- [Input rows]
## Start

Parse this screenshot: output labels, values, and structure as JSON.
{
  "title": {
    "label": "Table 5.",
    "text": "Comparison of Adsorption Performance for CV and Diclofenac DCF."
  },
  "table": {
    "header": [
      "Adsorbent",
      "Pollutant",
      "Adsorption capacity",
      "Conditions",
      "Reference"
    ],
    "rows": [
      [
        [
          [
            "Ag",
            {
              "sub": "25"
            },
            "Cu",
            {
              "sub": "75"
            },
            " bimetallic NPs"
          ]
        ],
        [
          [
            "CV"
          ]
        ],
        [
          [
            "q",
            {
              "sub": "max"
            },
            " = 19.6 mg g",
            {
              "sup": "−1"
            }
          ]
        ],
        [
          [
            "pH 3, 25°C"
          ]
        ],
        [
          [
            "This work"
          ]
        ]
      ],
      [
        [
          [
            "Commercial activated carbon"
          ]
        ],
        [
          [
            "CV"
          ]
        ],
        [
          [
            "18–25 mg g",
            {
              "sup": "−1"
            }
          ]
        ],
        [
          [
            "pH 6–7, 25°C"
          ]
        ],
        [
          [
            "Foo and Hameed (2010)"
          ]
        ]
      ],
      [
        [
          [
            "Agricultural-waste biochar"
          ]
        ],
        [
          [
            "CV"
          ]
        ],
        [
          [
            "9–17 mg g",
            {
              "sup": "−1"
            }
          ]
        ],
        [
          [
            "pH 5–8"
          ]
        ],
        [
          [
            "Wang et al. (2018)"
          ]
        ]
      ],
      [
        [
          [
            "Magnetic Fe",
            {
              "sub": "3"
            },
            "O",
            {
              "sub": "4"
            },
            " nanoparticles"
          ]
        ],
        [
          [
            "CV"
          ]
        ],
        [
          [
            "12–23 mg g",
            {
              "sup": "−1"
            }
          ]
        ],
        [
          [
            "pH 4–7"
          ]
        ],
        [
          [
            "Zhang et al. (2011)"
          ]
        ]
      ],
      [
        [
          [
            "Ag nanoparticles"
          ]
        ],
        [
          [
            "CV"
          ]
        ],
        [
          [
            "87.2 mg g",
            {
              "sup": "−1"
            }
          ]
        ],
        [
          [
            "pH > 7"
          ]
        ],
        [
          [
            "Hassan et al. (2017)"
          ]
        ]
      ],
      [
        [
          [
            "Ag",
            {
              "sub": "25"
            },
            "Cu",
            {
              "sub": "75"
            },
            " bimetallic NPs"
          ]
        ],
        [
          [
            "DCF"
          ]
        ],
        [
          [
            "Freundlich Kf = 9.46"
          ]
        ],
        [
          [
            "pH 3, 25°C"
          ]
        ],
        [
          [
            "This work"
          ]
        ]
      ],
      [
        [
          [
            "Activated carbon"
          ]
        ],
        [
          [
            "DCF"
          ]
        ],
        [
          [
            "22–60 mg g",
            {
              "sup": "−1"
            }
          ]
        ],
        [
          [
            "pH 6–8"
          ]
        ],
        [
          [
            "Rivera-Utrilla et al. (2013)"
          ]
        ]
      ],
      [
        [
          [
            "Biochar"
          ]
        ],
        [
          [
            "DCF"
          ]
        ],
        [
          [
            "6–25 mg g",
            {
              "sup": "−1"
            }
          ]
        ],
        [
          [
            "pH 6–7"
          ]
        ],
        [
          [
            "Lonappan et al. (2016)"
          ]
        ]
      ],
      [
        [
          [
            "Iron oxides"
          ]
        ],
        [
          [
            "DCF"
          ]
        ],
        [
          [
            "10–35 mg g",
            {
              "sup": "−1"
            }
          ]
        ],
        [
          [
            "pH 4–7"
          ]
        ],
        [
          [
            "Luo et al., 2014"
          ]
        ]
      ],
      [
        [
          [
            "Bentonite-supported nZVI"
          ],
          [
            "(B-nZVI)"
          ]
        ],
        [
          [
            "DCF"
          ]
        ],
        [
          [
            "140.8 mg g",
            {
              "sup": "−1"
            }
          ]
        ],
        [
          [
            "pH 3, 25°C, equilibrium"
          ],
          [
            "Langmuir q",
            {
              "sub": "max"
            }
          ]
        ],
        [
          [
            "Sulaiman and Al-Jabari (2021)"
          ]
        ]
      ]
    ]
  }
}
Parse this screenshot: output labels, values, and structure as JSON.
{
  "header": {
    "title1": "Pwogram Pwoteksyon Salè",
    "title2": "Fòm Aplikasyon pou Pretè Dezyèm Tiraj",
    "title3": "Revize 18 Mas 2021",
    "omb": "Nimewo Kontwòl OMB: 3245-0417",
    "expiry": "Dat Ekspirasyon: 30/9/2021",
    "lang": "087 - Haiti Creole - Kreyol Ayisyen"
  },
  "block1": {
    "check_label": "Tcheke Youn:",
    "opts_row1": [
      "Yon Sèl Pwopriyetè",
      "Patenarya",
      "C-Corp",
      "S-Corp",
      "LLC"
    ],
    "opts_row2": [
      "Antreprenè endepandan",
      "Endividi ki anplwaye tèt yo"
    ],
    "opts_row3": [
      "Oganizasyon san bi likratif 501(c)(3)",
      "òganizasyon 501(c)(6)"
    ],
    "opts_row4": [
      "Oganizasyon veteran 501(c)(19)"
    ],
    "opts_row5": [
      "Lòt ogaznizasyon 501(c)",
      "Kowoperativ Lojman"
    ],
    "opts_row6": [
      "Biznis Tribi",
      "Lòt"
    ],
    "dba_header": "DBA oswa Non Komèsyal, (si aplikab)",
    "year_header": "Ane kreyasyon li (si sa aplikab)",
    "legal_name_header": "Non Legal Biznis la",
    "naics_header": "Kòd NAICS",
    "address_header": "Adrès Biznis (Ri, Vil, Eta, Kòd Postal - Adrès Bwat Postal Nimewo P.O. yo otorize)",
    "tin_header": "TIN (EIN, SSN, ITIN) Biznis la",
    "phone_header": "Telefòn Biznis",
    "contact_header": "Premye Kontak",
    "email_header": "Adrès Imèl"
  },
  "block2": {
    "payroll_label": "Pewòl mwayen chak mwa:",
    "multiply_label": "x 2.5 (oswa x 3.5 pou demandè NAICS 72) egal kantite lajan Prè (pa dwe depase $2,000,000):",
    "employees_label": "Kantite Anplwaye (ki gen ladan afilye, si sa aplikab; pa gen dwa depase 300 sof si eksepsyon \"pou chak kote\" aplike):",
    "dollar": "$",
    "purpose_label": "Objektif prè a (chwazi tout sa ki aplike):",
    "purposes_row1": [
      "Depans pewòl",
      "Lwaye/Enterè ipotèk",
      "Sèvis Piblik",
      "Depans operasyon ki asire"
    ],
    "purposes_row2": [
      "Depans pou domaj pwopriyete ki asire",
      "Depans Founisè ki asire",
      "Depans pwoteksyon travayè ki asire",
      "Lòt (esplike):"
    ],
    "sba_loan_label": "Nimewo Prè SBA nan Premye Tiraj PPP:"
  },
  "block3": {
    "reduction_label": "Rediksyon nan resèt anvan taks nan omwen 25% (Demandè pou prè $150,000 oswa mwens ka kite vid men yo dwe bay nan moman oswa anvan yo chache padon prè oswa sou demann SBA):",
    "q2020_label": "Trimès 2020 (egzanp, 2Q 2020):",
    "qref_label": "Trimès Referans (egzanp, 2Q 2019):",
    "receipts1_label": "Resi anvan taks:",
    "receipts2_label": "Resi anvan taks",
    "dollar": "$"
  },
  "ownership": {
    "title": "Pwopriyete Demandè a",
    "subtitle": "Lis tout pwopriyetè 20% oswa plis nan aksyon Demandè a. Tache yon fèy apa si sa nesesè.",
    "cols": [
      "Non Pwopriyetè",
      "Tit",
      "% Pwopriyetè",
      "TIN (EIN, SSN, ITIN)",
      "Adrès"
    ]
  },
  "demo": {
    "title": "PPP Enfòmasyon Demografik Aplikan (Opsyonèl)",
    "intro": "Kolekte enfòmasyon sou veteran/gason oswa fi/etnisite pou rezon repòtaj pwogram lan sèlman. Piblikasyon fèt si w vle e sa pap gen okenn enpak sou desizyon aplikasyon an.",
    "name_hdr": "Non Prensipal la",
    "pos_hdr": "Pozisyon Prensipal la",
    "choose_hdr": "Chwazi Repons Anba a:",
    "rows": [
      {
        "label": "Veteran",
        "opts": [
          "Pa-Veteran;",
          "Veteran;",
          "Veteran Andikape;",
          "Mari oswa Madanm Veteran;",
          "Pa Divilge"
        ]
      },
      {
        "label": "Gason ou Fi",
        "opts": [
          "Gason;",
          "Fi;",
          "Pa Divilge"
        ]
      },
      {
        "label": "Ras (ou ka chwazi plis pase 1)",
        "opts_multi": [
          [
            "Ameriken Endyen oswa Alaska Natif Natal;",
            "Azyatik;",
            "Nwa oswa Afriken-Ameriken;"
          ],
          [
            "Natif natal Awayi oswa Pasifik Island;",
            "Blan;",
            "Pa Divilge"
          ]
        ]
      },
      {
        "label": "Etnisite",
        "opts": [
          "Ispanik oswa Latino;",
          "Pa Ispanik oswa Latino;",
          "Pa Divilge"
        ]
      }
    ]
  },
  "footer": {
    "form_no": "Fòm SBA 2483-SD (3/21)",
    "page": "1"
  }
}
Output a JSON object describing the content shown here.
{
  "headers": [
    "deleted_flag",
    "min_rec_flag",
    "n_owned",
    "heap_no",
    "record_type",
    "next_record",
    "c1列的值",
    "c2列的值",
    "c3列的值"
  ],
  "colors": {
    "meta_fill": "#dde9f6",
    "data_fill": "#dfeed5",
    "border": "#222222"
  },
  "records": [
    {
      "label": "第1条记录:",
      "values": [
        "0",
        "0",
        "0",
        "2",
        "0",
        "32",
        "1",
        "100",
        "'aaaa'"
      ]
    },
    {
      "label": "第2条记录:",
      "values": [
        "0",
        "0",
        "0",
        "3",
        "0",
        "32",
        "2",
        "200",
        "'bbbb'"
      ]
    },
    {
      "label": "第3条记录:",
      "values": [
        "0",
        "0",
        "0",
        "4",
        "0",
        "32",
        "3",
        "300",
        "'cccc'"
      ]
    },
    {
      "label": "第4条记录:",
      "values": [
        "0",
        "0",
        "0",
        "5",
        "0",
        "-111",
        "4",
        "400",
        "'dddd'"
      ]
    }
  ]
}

## End

- [Exercise requirements] Show every line that contains the word "carbon".

- [Solution for this task]
            "Commercial activated carbon"
            "Activated carbon"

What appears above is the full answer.